▶ [Exercise prompt]: Below is the data. Give it again, complete and exact.
+++++
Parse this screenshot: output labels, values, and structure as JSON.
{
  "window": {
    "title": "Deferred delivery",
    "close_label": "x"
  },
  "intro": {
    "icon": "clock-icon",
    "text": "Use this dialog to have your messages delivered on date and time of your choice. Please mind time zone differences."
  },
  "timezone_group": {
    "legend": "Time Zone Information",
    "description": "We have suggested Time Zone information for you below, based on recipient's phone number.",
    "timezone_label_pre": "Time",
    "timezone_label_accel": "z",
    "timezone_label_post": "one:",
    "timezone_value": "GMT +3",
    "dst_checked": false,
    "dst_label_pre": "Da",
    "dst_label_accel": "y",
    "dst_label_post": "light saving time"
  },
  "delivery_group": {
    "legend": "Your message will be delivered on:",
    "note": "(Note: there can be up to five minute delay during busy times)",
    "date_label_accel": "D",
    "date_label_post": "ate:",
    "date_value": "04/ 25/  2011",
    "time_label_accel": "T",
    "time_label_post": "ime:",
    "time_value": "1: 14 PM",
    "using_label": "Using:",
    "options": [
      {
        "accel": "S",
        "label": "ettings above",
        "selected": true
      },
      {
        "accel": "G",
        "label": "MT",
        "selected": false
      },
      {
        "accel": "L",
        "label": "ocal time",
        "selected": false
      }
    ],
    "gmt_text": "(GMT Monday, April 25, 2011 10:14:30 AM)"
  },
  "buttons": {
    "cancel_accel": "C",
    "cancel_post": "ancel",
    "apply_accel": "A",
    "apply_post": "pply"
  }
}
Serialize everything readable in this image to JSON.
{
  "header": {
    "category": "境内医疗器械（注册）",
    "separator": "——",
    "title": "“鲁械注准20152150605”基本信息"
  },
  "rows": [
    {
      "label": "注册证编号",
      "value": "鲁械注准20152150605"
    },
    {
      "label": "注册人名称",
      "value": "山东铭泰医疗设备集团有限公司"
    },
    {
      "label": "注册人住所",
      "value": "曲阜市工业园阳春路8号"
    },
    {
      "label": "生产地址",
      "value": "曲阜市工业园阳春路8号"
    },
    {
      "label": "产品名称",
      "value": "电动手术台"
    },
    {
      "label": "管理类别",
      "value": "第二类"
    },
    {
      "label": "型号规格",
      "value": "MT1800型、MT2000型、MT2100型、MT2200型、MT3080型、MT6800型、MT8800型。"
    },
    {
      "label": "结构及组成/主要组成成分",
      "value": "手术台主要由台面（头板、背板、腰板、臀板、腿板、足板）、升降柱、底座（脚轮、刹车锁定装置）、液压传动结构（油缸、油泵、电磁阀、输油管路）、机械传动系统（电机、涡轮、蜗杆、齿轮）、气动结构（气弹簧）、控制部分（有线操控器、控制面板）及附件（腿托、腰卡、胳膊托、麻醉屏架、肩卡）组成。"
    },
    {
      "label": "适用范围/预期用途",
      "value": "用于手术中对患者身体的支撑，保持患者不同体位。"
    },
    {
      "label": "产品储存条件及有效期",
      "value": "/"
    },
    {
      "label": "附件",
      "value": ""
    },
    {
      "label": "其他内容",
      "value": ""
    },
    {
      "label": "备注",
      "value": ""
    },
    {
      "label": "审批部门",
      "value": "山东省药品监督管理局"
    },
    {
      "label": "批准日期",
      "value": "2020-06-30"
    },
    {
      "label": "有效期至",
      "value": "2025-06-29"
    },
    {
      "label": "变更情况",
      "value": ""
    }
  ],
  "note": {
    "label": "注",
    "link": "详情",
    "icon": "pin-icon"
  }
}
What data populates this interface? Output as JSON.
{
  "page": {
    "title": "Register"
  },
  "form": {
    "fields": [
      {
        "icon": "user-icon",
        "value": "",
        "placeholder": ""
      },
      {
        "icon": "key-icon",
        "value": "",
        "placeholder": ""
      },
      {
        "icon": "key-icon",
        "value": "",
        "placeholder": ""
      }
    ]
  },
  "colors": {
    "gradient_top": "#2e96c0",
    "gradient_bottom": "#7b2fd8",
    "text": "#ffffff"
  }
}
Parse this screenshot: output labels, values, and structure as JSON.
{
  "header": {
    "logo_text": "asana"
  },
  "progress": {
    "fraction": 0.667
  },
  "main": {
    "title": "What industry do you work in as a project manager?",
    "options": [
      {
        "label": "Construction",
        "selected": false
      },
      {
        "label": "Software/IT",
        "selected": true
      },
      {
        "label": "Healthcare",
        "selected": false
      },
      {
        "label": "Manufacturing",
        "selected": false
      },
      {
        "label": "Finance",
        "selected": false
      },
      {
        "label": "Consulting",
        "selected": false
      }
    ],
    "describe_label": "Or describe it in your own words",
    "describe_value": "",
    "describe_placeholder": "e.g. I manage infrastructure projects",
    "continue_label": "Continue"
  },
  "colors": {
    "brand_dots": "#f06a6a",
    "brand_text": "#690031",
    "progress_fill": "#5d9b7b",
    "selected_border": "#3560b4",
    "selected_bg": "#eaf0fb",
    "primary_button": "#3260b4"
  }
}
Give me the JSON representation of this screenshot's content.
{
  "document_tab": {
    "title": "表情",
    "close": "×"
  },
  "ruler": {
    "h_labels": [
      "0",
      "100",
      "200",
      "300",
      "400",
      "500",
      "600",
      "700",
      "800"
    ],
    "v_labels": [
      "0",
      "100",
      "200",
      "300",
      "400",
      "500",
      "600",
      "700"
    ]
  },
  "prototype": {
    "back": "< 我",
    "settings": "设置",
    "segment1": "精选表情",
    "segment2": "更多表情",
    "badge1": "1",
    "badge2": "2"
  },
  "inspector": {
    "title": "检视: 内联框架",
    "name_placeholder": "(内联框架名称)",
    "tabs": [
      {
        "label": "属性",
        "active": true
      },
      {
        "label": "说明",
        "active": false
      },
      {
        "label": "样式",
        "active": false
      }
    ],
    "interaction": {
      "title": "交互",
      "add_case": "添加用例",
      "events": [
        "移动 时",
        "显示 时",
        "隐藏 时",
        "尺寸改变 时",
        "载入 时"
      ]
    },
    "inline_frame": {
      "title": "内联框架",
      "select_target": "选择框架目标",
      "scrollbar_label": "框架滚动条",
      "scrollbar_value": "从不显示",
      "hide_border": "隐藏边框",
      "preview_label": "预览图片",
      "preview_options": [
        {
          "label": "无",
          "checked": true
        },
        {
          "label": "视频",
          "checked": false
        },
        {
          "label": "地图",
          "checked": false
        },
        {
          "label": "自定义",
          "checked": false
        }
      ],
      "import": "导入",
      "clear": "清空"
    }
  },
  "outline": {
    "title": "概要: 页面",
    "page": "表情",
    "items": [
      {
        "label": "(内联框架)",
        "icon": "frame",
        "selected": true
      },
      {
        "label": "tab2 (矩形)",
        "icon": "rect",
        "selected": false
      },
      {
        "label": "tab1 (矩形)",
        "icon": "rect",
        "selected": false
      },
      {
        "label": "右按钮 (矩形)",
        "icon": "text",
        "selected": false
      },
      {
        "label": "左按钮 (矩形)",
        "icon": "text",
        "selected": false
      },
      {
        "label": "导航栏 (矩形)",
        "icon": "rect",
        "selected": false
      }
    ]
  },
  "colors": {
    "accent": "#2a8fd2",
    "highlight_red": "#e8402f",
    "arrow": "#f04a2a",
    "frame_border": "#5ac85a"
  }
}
+++++
▶ [Full output]:
Parse this screenshot: output labels, values, and structure as JSON.
{
  "window": {
    "title": "Deferred delivery",
    "close_label": "x"
  },
  "intro": {
    "icon": "clock-icon",
    "text": "Use this dialog to have your messages delivered on date and time of your choice. Please mind time zone differences."
  },
  "timezone_group": {
    "legend": "Time Zone Information",
    "description": "We have suggested Time Zone information for you below, based on recipient's phone number.",
    "timezone_label_pre": "Time",
    "timezone_label_accel": "z",
    "timezone_label_post": "one:",
    "timezone_value": "GMT +3",
    "dst_checked": false,
    "dst_label_pre": "Da",
    "dst_label_accel": "y",
    "dst_label_post": "light saving time"
  },
  "delivery_group": {
    "legend": "Your message will be delivered on:",
    "note": "(Note: there can be up to five minute delay during busy times)",
    "date_label_accel": "D",
    "date_label_post": "ate:",
    "date_value": "04/ 25/  2011",
    "time_label_accel": "T",
    "time_label_post": "ime:",
    "time_value": "1: 14 PM",
    "using_label": "Using:",
    "options": [
      {
        "accel": "S",
        "label": "ettings above",
        "selected": true
      },
      {
        "accel": "G",
        "label": "MT",
        "selected": false
      },
      {
        "accel": "L",
        "label": "ocal time",
        "selected": false
      }
    ],
    "gmt_text": "(GMT Monday, April 25, 2011 10:14:30 AM)"
  },
  "buttons": {
    "cancel_accel": "C",
    "cancel_post": "ancel",
    "apply_accel": "A",
    "apply_post": "pply"
  }
}
Serialize everything readable in this image to JSON.
{
  "header": {
    "category": "境内医疗器械（注册）",
    "separator": "——",
    "title": "“鲁械注准20152150605”基本信息"
  },
  "rows": [
    {
      "label": "注册证编号",
      "value": "鲁械注准20152150605"
    },
    {
      "label": "注册人名称",
      "value": "山东铭泰医疗设备集团有限公司"
    },
    {
      "label": "注册人住所",
      "value": "曲阜市工业园阳春路8号"
    },
    {
      "label": "生产地址",
      "value": "曲阜市工业园阳春路8号"
    },
    {
      "label": "产品名称",
      "value": "电动手术台"
    },
    {
      "label": "管理类别",
      "value": "第二类"
    },
    {
      "label": "型号规格",
      "value": "MT1800型、MT2000型、MT2100型、MT2200型、MT3080型、MT6800型、MT8800型。"
    },
    {
      "label": "结构及组成/主要组成成分",
      "value": "手术台主要由台面（头板、背板、腰板、臀板、腿板、足板）、升降柱、底座（脚轮、刹车锁定装置）、液压传动结构（油缸、油泵、电磁阀、输油管路）、机械传动系统（电机、涡轮、蜗杆、齿轮）、气动结构（气弹簧）、控制部分（有线操控器、控制面板）及附件（腿托、腰卡、胳膊托、麻醉屏架、肩卡）组成。"
    },
    {
      "label": "适用范围/预期用途",
      "value": "用于手术中对患者身体的支撑，保持患者不同体位。"
    },
    {
      "label": "产品储存条件及有效期",
      "value": "/"
    },
    {
      "label": "附件",
      "value": ""
    },
    {
      "label": "其他内容",
      "value": ""
    },
    {
      "label": "备注",
      "value": ""
    },
    {
      "label": "审批部门",
      "value": "山东省药品监督管理局"
    },
    {
      "label": "批准日期",
      "value": "2020-06-30"
    },
    {
      "label": "有效期至",
      "value": "2025-06-29"
    },
    {
      "label": "变更情况",
      "value": ""
    }
  ],
  "note": {
    "label": "注",
    "link": "详情",
    "icon": "pin-icon"
  }
}
What data populates this interface? Output as JSON.
{
  "page": {
    "title": "Register"
  },
  "form": {
    "fields": [
      {
        "icon": "user-icon",
        "value": "",
        "placeholder": ""
      },
      {
        "icon": "key-icon",
        "value": "",
        "placeholder": ""
      },
      {
        "icon": "key-icon",
        "value": "",
        "placeholder": ""
      }
    ]
  },
  "colors": {
    "gradient_top": "#2e96c0",
    "gradient_bottom": "#7b2fd8",
    "text": "#ffffff"
  }
}
Parse this screenshot: output labels, values, and structure as JSON.
{
  "header": {
    "logo_text": "asana"
  },
  "progress": {
    "fraction": 0.667
  },
  "main": {
    "title": "What industry do you work in as a project manager?",
    "options": [
      {
        "label": "Construction",
        "selected": false
      },
      {
        "label": "Software/IT",
        "selected": true
      },
      {
        "label": "Healthcare",
        "selected": false
      },
      {
        "label": "Manufacturing",
        "selected": false
      },
      {
        "label": "Finance",
        "selected": false
      },
      {
        "label": "Consulting",
        "selected": false
      }
    ],
    "describe_label": "Or describe it in your own words",
    "describe_value": "",
    "describe_placeholder": "e.g. I manage infrastructure projects",
    "continue_label": "Continue"
  },
  "colors": {
    "brand_dots": "#f06a6a",
    "brand_text": "#690031",
    "progress_fill": "#5d9b7b",
    "selected_border": "#3560b4",
    "selected_bg": "#eaf0fb",
    "primary_button": "#3260b4"
  }
}
Give me the JSON representation of this screenshot's content.
{
  "document_tab": {
    "title": "表情",
    "close": "×"
  },
  "ruler": {
    "h_labels": [
      "0",
      "100",
      "200",
      "300",
      "400",
      "500",
      "600",
      "700",
      "800"
    ],
    "v_labels": [
      "0",
      "100",
      "200",
      "300",
      "400",
      "500",
      "600",
      "700"
    ]
  },
  "prototype": {
    "back": "< 我",
    "settings": "设置",
    "segment1": "精选表情",
    "segment2": "更多表情",
    "badge1": "1",
    "badge2": "2"
  },
  "inspector": {
    "title": "检视: 内联框架",
    "name_placeholder": "(内联框架名称)",
    "tabs": [
      {
        "label": "属性",
        "active": true
      },
      {
        "label": "说明",
        "active": false
      },
      {
        "label": "样式",
        "active": false
      }
    ],
    "interaction": {
      "title": "交互",
      "add_case": "添加用例",
      "events": [
        "移动 时",
        "显示 时",
        "隐藏 时",
        "尺寸改变 时",
        "载入 时"
      ]
    },
    "inline_frame": {
      "title": "内联框架",
      "select_target": "选择框架目标",
      "scrollbar_label": "框架滚动条",
      "scrollbar_value": "从不显示",
      "hide_border": "隐藏边框",
      "preview_label": "预览图片",
      "preview_options": [
        {
          "label": "无",
          "checked": true
        },
        {
          "label": "视频",
          "checked": false
        },
        {
          "label": "地图",
          "checked": false
        },
        {
          "label": "自定义",
          "checked": false
        }
      ],
      "import": "导入",
      "clear": "清空"
    }
  },
  "outline": {
    "title": "概要: 页面",
    "page": "表情",
    "items": [
      {
        "label": "(内联框架)",
        "icon": "frame",
        "selected": true
      },
      {
        "label": "tab2 (矩形)",
        "icon": "rect",
        "selected": false
      },
      {
        "label": "tab1 (矩形)",
        "icon": "rect",
        "selected": false
      },
      {
        "label": "右按钮 (矩形)",
        "icon": "text",
        "selected": false
      },
      {
        "label": "左按钮 (矩形)",
        "icon": "text",
        "selected": false
      },
      {
        "label": "导航栏 (矩形)",
        "icon": "rect",
        "selected": false
      }
    ]
  },
  "colors": {
    "accent": "#2a8fd2",
    "highlight_red": "#e8402f",
    "arrow": "#f04a2a",
    "frame_border": "#5ac85a"
  }
}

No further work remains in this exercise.